Task instructions » Determine the number of lines containing the word "INQUIRER", and state that figure alone.

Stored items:
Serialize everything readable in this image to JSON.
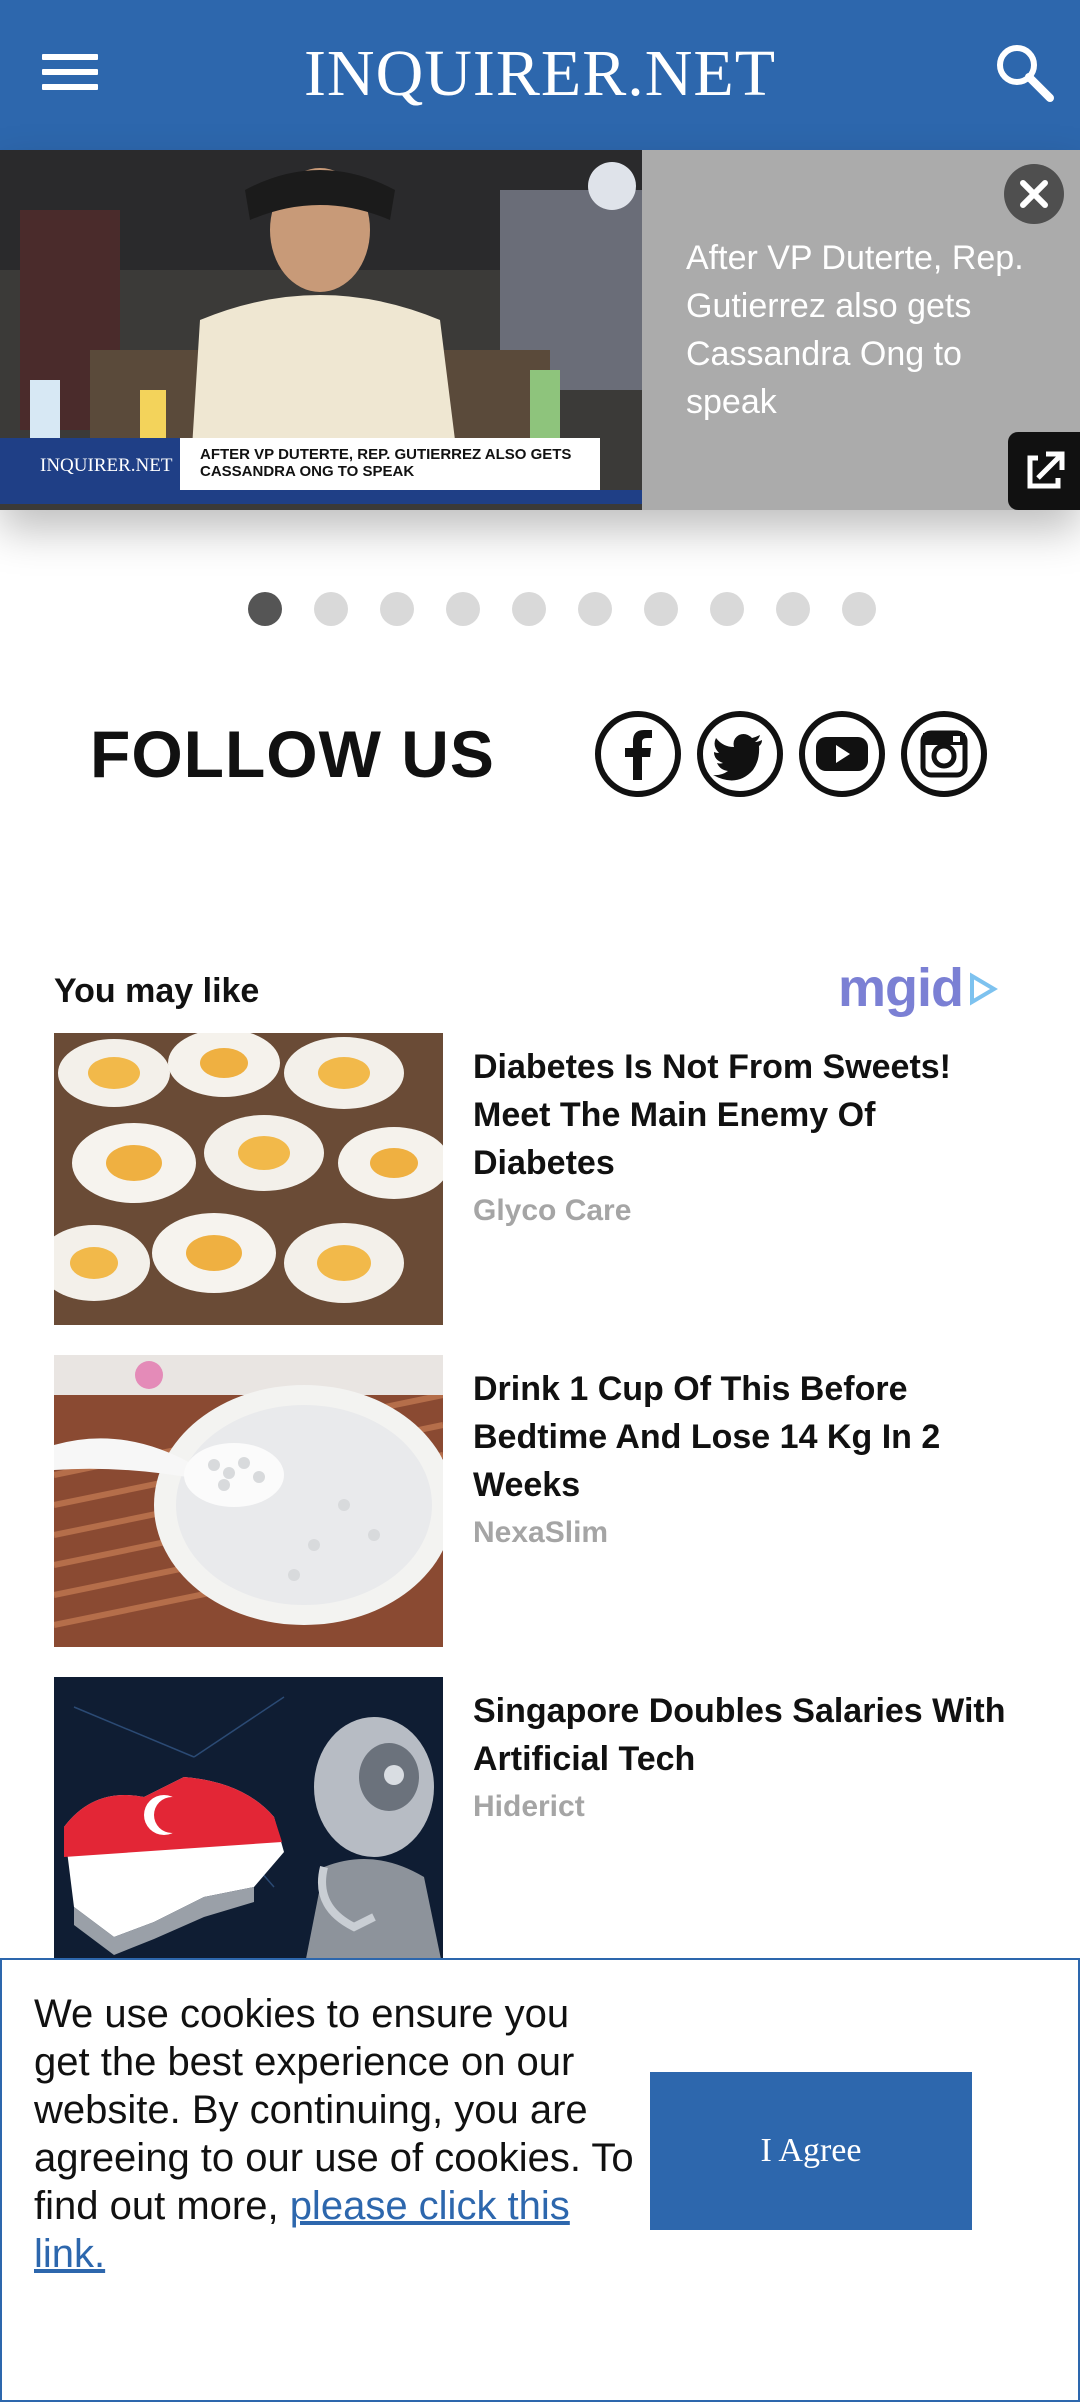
{
  "header": {
    "logo": "INQUIRER.NET",
    "menu_icon": "hamburger-menu-icon",
    "search_icon": "search-icon",
    "background": "#2d67ad"
  },
  "video": {
    "caption": "After VP Duterte, Rep. Gutierrez also gets Cassandra Ong to speak",
    "lower_third_brand": "INQUIRER.NET",
    "lower_third_text": "AFTER VP DUTERTE, REP. GUTIERREZ ALSO GETS CASSANDRA ONG TO SPEAK",
    "close_icon": "close-icon",
    "share_icon": "share-external-icon"
  },
  "carousel": {
    "total": 10,
    "active_index": 0
  },
  "follow": {
    "title": "FOLLOW US",
    "networks": [
      "facebook-icon",
      "twitter-icon",
      "youtube-icon",
      "instagram-icon"
    ]
  },
  "recommendations": {
    "title": "You may like",
    "provider": "mgid",
    "items": [
      {
        "headline": "Diabetes Is Not From Sweets! Meet The Main Enemy Of Diabetes",
        "source": "Glyco Care"
      },
      {
        "headline": "Drink 1 Cup Of This Before Bedtime And Lose 14 Kg In 2 Weeks",
        "source": "NexaSlim"
      },
      {
        "headline": "Singapore Doubles Salaries With Artificial Tech",
        "source": "Hiderict"
      }
    ]
  },
  "cookie": {
    "text": "We use cookies to ensure you get the best experience on our website. By continuing, you are agreeing to our use of cookies. To find out more, ",
    "link_text": "please click this link.",
    "button": "I Agree",
    "accent": "#2d67ad"
  }
}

Solution below » 2